**Written instruction:**
Reproduce the following material exactly, including every line.

------ Dataset rows ------

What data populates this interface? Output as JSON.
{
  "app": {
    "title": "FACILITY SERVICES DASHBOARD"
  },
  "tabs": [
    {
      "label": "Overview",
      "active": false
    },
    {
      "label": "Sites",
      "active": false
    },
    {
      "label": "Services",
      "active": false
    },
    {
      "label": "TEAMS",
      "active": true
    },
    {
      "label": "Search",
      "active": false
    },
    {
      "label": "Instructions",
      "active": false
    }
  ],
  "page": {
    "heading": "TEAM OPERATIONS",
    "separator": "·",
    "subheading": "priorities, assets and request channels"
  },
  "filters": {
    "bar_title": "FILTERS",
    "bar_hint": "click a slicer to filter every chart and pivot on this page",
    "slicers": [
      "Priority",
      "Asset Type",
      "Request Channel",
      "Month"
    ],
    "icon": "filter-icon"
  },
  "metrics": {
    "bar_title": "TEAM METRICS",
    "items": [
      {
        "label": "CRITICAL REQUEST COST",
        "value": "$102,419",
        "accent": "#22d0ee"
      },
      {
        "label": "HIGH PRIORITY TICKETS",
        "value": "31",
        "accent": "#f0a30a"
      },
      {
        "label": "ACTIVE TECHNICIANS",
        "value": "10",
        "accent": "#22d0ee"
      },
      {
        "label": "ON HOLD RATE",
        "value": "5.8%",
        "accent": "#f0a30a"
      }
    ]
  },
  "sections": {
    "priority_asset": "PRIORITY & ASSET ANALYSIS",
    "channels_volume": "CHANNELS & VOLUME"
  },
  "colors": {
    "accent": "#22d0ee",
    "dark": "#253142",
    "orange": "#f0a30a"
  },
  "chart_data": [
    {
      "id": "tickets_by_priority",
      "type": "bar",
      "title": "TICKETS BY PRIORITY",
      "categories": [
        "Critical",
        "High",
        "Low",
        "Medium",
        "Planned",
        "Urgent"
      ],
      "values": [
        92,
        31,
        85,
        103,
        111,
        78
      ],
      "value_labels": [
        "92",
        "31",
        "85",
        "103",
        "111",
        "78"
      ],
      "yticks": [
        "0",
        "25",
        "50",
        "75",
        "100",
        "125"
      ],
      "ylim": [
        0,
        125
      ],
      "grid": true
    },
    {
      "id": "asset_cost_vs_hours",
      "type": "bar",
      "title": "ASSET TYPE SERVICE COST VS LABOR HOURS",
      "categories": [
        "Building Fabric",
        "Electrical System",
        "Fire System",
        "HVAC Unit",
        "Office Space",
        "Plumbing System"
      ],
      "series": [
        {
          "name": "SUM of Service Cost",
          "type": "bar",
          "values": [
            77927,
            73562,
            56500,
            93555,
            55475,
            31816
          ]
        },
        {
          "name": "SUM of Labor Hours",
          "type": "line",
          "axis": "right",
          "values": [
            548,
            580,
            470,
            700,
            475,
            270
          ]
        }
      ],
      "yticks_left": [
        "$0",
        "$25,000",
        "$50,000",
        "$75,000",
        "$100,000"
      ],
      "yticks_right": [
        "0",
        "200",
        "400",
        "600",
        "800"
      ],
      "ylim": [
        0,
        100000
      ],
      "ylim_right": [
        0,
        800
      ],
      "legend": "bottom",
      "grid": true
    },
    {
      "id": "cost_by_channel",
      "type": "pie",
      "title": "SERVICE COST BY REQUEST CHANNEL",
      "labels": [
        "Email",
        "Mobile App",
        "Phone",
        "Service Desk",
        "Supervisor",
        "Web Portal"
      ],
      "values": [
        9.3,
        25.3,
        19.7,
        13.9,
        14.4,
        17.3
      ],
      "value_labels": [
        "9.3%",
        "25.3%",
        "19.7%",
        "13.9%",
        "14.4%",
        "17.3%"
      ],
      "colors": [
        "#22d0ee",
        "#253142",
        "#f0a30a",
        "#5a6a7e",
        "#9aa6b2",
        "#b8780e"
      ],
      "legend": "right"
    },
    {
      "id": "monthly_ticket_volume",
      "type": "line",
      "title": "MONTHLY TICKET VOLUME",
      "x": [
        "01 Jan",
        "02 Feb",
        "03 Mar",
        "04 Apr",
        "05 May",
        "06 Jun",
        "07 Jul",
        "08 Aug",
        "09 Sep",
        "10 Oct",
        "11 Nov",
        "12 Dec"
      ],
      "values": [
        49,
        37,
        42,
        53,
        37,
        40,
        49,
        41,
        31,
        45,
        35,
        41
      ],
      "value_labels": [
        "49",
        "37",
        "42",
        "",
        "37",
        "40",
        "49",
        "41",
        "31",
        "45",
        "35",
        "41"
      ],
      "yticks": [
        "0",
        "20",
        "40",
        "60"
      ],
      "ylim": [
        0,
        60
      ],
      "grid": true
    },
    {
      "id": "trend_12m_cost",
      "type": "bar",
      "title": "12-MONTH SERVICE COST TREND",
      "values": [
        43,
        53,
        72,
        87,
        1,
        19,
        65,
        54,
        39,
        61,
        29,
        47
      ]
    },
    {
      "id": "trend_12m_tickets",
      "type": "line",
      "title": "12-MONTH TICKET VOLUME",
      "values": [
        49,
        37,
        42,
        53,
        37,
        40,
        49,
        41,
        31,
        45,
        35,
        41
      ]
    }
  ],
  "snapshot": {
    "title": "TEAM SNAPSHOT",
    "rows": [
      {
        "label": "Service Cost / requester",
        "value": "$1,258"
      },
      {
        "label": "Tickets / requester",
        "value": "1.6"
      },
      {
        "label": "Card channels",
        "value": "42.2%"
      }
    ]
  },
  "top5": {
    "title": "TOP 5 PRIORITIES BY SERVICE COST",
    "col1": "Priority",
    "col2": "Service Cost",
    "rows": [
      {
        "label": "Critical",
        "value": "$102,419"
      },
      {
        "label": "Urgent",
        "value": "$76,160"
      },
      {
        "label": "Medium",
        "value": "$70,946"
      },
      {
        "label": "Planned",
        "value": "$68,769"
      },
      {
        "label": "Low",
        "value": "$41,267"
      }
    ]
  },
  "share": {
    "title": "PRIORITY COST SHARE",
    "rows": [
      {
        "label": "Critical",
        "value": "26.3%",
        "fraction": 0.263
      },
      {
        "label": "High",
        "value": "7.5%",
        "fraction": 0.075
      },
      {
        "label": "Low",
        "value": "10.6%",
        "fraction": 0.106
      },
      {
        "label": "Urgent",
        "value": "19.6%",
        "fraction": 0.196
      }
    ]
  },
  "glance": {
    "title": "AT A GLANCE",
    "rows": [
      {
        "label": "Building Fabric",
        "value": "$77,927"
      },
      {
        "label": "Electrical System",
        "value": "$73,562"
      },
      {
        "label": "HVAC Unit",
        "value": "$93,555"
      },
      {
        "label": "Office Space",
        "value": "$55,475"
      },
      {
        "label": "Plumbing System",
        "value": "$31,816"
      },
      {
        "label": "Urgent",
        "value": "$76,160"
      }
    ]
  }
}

------

**Answer to the task:**
What data populates this interface? Output as JSON.
{
  "app": {
    "title": "FACILITY SERVICES DASHBOARD"
  },
  "tabs": [
    {
      "label": "Overview",
      "active": false
    },
    {
      "label": "Sites",
      "active": false
    },
    {
      "label": "Services",
      "active": false
    },
    {
      "label": "TEAMS",
      "active": true
    },
    {
      "label": "Search",
      "active": false
    },
    {
      "label": "Instructions",
      "active": false
    }
  ],
  "page": {
    "heading": "TEAM OPERATIONS",
    "separator": "·",
    "subheading": "priorities, assets and request channels"
  },
  "filters": {
    "bar_title": "FILTERS",
    "bar_hint": "click a slicer to filter every chart and pivot on this page",
    "slicers": [
      "Priority",
      "Asset Type",
      "Request Channel",
      "Month"
    ],
    "icon": "filter-icon"
  },
  "metrics": {
    "bar_title": "TEAM METRICS",
    "items": [
      {
        "label": "CRITICAL REQUEST COST",
        "value": "$102,419",
        "accent": "#22d0ee"
      },
      {
        "label": "HIGH PRIORITY TICKETS",
        "value": "31",
        "accent": "#f0a30a"
      },
      {
        "label": "ACTIVE TECHNICIANS",
        "value": "10",
        "accent": "#22d0ee"
      },
      {
        "label": "ON HOLD RATE",
        "value": "5.8%",
        "accent": "#f0a30a"
      }
    ]
  },
  "sections": {
    "priority_asset": "PRIORITY & ASSET ANALYSIS",
    "channels_volume": "CHANNELS & VOLUME"
  },
  "colors": {
    "accent": "#22d0ee",
    "dark": "#253142",
    "orange": "#f0a30a"
  },
  "chart_data": [
    {
      "id": "tickets_by_priority",
      "type": "bar",
      "title": "TICKETS BY PRIORITY",
      "categories": [
        "Critical",
        "High",
        "Low",
        "Medium",
        "Planned",
        "Urgent"
      ],
      "values": [
        92,
        31,
        85,
        103,
        111,
        78
      ],
      "value_labels": [
        "92",
        "31",
        "85",
        "103",
        "111",
        "78"
      ],
      "yticks": [
        "0",
        "25",
        "50",
        "75",
        "100",
        "125"
      ],
      "ylim": [
        0,
        125
      ],
      "grid": true
    },
    {
      "id": "asset_cost_vs_hours",
      "type": "bar",
      "title": "ASSET TYPE SERVICE COST VS LABOR HOURS",
      "categories": [
        "Building Fabric",
        "Electrical System",
        "Fire System",
        "HVAC Unit",
        "Office Space",
        "Plumbing System"
      ],
      "series": [
        {
          "name": "SUM of Service Cost",
          "type": "bar",
          "values": [
            77927,
            73562,
            56500,
            93555,
            55475,
            31816
          ]
        },
        {
          "name": "SUM of Labor Hours",
          "type": "line",
          "axis": "right",
          "values": [
            548,
            580,
            470,
            700,
            475,
            270
          ]
        }
      ],
      "yticks_left": [
        "$0",
        "$25,000",
        "$50,000",
        "$75,000",
        "$100,000"
      ],
      "yticks_right": [
        "0",
        "200",
        "400",
        "600",
        "800"
      ],
      "ylim": [
        0,
        100000
      ],
      "ylim_right": [
        0,
        800
      ],
      "legend": "bottom",
      "grid": true
    },
    {
      "id": "cost_by_channel",
      "type": "pie",
      "title": "SERVICE COST BY REQUEST CHANNEL",
      "labels": [
        "Email",
        "Mobile App",
        "Phone",
        "Service Desk",
        "Supervisor",
        "Web Portal"
      ],
      "values": [
        9.3,
        25.3,
        19.7,
        13.9,
        14.4,
        17.3
      ],
      "value_labels": [
        "9.3%",
        "25.3%",
        "19.7%",
        "13.9%",
        "14.4%",
        "17.3%"
      ],
      "colors": [
        "#22d0ee",
        "#253142",
        "#f0a30a",
        "#5a6a7e",
        "#9aa6b2",
        "#b8780e"
      ],
      "legend": "right"
    },
    {
      "id": "monthly_ticket_volume",
      "type": "line",
      "title": "MONTHLY TICKET VOLUME",
      "x": [
        "01 Jan",
        "02 Feb",
        "03 Mar",
        "04 Apr",
        "05 May",
        "06 Jun",
        "07 Jul",
        "08 Aug",
        "09 Sep",
        "10 Oct",
        "11 Nov",
        "12 Dec"
      ],
      "values": [
        49,
        37,
        42,
        53,
        37,
        40,
        49,
        41,
        31,
        45,
        35,
        41
      ],
      "value_labels": [
        "49",
        "37",
        "42",
        "",
        "37",
        "40",
        "49",
        "41",
        "31",
        "45",
        "35",
        "41"
      ],
      "yticks": [
        "0",
        "20",
        "40",
        "60"
      ],
      "ylim": [
        0,
        60
      ],
      "grid": true
    },
    {
      "id": "trend_12m_cost",
      "type": "bar",
      "title": "12-MONTH SERVICE COST TREND",
      "values": [
        43,
        53,
        72,
        87,
        1,
        19,
        65,
        54,
        39,
        61,
        29,
        47
      ]
    },
    {
      "id": "trend_12m_tickets",
      "type": "line",
      "title": "12-MONTH TICKET VOLUME",
      "values": [
        49,
        37,
        42,
        53,
        37,
        40,
        49,
        41,
        31,
        45,
        35,
        41
      ]
    }
  ],
  "snapshot": {
    "title": "TEAM SNAPSHOT",
    "rows": [
      {
        "label": "Service Cost / requester",
        "value": "$1,258"
      },
      {
        "label": "Tickets / requester",
        "value": "1.6"
      },
      {
        "label": "Card channels",
        "value": "42.2%"
      }
    ]
  },
  "top5": {
    "title": "TOP 5 PRIORITIES BY SERVICE COST",
    "col1": "Priority",
    "col2": "Service Cost",
    "rows": [
      {
        "label": "Critical",
        "value": "$102,419"
      },
      {
        "label": "Urgent",
        "value": "$76,160"
      },
      {
        "label": "Medium",
        "value": "$70,946"
      },
      {
        "label": "Planned",
        "value": "$68,769"
      },
      {
        "label": "Low",
        "value": "$41,267"
      }
    ]
  },
  "share": {
    "title": "PRIORITY COST SHARE",
    "rows": [
      {
        "label": "Critical",
        "value": "26.3%",
        "fraction": 0.263
      },
      {
        "label": "High",
        "value": "7.5%",
        "fraction": 0.075
      },
      {
        "label": "Low",
        "value": "10.6%",
        "fraction": 0.106
      },
      {
        "label": "Urgent",
        "value": "19.6%",
        "fraction": 0.196
      }
    ]
  },
  "glance": {
    "title": "AT A GLANCE",
    "rows": [
      {
        "label": "Building Fabric",
        "value": "$77,927"
      },
      {
        "label": "Electrical System",
        "value": "$73,562"
      },
      {
        "label": "HVAC Unit",
        "value": "$93,555"
      },
      {
        "label": "Office Space",
        "value": "$55,475"
      },
      {
        "label": "Plumbing System",
        "value": "$31,816"
      },
      {
        "label": "Urgent",
        "value": "$76,160"
      }
    ]
  }
}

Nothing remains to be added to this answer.